-- YOUR INSTRUCTIONS --
Work out how many lines in the entries below include the word "screenshot". Give nothing but the number.

-- MATERIAL FOR THIS EXERCISE --
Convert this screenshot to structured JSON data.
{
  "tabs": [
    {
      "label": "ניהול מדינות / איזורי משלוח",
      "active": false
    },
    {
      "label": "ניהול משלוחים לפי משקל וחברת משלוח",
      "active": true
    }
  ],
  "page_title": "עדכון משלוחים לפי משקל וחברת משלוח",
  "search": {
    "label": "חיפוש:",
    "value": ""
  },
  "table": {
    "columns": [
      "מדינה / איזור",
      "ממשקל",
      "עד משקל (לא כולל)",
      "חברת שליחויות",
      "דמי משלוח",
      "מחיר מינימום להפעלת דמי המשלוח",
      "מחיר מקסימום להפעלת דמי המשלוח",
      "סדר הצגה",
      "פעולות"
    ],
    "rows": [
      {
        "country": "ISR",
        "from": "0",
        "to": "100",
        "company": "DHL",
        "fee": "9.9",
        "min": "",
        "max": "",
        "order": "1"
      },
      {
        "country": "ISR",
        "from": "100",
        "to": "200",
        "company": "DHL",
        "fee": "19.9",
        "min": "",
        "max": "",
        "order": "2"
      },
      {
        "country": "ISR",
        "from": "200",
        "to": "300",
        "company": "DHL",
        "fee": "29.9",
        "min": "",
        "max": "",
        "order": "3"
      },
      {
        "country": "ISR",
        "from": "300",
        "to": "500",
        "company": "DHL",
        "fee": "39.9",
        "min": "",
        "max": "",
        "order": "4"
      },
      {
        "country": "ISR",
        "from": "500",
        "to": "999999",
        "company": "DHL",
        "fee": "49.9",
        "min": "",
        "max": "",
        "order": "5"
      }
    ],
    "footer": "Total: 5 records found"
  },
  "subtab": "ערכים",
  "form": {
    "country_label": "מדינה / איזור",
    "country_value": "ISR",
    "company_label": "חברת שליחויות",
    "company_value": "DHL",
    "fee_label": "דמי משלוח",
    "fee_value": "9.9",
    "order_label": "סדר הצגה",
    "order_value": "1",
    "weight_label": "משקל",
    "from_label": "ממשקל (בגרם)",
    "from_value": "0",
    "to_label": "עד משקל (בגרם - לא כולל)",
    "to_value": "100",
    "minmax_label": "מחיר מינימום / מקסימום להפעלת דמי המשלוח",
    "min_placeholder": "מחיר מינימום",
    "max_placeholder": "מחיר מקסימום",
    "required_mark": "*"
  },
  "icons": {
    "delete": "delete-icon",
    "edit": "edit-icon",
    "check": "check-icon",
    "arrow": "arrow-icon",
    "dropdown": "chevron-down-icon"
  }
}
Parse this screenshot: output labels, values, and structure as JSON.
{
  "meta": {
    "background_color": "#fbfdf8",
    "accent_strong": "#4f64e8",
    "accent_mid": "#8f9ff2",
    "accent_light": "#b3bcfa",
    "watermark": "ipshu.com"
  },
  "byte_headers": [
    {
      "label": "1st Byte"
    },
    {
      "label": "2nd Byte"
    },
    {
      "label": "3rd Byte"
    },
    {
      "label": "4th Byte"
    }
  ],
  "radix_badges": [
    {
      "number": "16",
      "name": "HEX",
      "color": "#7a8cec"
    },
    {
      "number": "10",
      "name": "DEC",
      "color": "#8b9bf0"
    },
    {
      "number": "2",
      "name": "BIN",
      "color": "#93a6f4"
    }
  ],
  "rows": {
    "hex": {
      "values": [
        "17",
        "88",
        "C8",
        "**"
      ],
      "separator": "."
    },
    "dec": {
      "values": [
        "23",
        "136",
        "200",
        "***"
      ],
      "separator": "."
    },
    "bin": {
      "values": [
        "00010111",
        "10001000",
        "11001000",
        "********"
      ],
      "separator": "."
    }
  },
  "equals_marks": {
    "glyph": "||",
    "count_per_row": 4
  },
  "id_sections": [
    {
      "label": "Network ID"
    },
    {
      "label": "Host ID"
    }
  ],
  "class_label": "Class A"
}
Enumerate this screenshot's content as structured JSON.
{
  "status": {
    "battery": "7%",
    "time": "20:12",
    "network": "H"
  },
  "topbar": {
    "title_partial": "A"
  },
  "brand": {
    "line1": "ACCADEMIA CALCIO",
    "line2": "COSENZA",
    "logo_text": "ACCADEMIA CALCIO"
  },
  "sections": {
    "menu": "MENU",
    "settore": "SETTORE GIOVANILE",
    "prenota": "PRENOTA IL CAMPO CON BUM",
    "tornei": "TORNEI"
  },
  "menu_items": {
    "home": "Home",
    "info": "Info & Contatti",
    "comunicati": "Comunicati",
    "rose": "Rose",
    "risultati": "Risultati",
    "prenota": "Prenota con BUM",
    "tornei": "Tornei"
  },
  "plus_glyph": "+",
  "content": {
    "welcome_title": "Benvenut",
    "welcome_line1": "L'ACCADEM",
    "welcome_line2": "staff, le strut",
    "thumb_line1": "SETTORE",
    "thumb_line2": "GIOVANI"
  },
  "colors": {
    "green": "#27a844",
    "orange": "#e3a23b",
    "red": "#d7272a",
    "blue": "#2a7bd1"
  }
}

-- FULL SOLUTION --
3